Given text section start
AN IRISH-BASED company controlled by football super agent Jorge Mendes paid out a €12 million dividend last year.
Mendes, who is widely recognised as the sport’s most influential agent, represents the likes of Real Madrid star Cristiano Ronaldo, Manchester United manager Jose and Spanish goalkeeper David De Gea.
GestiFute International is one of a series of Irish-based special purpose firms established by Mendes as part of his GestiFute company.
Founded by Mendes in 1996, GestiFute provides agent services for some of the wealthiest and most famous footballers in the world.
According to the most recent accounts for GestiFute, the company paid out a dividend of €12 million during 2015.
This was a huge jump on the €8 million reported in 2013, and almost double the €6.5 million paid out in dividends in 2014.
Although it is not specified who the dividend was paid to, 95% of the shares of the Irish firm are held by a company called Start SGPS SA.
According to GestiFute’s website, Start SGPS SA is the holding company used by Mendes for all of his sports-related business dealings.
Mendes has been involved in some of the largest deals ever, such as Di Maria’s move from Real Madrid to Manchester United for £60 million in 2014 and Ronaldo’s switch from Manchester United to Real Madrid for £80 million in 2009.
The Irish connection
In 2014 an investigation by the Guardian implied that Mendes’s companies may have breached FIFA regulations through their third‑party ownership of players. The companies involved did not comment on the report at the time.
Mendes has a network of Irish-based companies. Several football stars, including Ronaldo, have been accused of using the Irish companies to minimise the taxes that they are liable to pay on some of their earnings.
GestiFute has hit back at these claims and said in a statement in December that the stars it represents are fully compliant with their tax obligations.
About a week later the company issued another statement in which it said that Ronaldo held assets of €225 million (£194 million) in 2015 and was fully tax compliant. It said that the player won’t be making any more statements on the subject.
Given text section end
Supplied data section start
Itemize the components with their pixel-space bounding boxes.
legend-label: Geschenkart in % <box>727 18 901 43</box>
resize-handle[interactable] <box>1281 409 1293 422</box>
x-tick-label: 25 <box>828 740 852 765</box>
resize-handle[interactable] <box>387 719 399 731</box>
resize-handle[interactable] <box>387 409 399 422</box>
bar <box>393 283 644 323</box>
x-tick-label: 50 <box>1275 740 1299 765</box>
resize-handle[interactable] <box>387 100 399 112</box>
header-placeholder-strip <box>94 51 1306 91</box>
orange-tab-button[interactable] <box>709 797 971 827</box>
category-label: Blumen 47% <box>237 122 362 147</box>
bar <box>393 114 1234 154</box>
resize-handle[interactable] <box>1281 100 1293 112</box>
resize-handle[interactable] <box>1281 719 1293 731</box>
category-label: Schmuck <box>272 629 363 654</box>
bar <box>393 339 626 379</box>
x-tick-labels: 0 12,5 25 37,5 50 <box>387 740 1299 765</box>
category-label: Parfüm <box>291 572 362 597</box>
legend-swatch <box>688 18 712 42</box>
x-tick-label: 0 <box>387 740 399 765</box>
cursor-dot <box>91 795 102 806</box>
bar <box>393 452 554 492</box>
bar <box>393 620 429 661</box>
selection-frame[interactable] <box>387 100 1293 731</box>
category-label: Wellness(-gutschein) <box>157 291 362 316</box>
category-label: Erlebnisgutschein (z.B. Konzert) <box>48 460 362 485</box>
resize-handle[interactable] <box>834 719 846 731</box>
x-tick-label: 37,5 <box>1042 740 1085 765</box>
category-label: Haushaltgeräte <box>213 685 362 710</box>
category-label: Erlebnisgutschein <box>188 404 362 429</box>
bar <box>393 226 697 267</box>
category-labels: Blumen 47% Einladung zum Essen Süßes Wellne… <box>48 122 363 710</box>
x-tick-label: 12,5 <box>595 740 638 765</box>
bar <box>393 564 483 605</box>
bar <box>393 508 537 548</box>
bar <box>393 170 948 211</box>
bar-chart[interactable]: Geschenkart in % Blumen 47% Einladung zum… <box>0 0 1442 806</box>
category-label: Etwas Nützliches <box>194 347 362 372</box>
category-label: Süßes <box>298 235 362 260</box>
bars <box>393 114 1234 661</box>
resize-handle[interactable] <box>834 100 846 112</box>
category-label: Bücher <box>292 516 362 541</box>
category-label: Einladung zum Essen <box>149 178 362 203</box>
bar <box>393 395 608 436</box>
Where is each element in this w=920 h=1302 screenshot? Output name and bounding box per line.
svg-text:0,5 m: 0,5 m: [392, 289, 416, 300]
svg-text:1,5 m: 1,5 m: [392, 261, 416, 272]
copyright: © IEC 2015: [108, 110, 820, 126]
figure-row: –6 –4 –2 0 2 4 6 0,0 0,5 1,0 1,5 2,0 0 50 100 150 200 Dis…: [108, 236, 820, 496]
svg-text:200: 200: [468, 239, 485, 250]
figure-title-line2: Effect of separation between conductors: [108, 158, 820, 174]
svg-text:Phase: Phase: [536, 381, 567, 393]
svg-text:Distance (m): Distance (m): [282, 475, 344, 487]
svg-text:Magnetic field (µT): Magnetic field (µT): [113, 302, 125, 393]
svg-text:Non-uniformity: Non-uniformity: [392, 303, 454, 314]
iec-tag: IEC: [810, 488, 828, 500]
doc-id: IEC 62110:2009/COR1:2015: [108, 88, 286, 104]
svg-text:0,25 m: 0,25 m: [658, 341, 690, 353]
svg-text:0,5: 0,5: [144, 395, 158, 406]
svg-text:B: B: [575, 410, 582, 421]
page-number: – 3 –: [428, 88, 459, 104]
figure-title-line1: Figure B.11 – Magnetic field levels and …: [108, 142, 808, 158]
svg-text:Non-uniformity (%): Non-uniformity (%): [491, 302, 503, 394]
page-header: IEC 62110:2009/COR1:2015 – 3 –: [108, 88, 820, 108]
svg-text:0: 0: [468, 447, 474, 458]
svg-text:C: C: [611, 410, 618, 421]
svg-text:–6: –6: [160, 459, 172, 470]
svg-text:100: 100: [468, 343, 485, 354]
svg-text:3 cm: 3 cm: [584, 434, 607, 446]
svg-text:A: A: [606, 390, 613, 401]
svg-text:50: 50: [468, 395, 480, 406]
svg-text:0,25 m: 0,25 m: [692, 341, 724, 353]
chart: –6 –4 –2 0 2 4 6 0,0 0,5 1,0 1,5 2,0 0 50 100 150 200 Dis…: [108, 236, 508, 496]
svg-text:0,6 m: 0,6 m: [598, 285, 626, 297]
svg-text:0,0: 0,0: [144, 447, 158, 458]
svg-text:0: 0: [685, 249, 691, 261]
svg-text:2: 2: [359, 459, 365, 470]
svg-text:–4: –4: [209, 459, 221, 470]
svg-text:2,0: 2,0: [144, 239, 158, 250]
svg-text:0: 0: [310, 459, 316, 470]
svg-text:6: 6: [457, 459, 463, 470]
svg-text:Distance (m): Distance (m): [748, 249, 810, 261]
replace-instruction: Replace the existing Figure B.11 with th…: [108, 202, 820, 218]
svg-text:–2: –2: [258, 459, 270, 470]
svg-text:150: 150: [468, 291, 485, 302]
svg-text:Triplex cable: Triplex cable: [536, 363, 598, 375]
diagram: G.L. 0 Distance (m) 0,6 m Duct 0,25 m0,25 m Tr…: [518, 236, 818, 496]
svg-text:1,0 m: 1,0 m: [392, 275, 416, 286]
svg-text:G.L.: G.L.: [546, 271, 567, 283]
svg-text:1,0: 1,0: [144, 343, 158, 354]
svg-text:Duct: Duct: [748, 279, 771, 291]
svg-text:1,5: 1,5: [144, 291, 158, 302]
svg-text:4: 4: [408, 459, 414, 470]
Supplied data section end
_Task list_.
[a] According to the article about Jorge Mendes, what percentage of the Irish firm's shares is held by Start SGPS SA?
[b] Continue the article about Jorge Mendes from the point where it ends.
The items are separate material and have nothing to do with the article about Jorge Mendes.

_Exercise responses_.
[a] 95%

[b]
Overall, the most recent accounts for GestiFute show that the company made a gross profit of just over €27 million, almost double the €14 million reported the year before.
After administrative expenses were accounted for and €2.6 million was paid out in corporate tax, the company was left with a full-year profit of €18 million, up from €10 million in 2014.
After subtracting the €12 million dividend paid from the company’s full-year profit, GestiFute shareholders’ funds rose by €6 million to €13.8 million.
The company said it employed five people during the year, the same as in 2014. Staff costs were largely flat at just under €330,000.
Mendes is also connected to several other Irish-based companies, such as the Quality Sports Investments chain.
Several ‘Quality Football’ companies, used to buy and sell the economic rights of players, are based in Ireland.
Andy Quinn, a GestiFute director, is also the director of another Irish company with football interests, Multisports & Image Management (MIM).
In December Spanish newspaper El Confidencial reported that MIM was used to conclude an arrangement that would see Ronaldo’s image in an advertising campaign for Saudi mobile phone company Mobily.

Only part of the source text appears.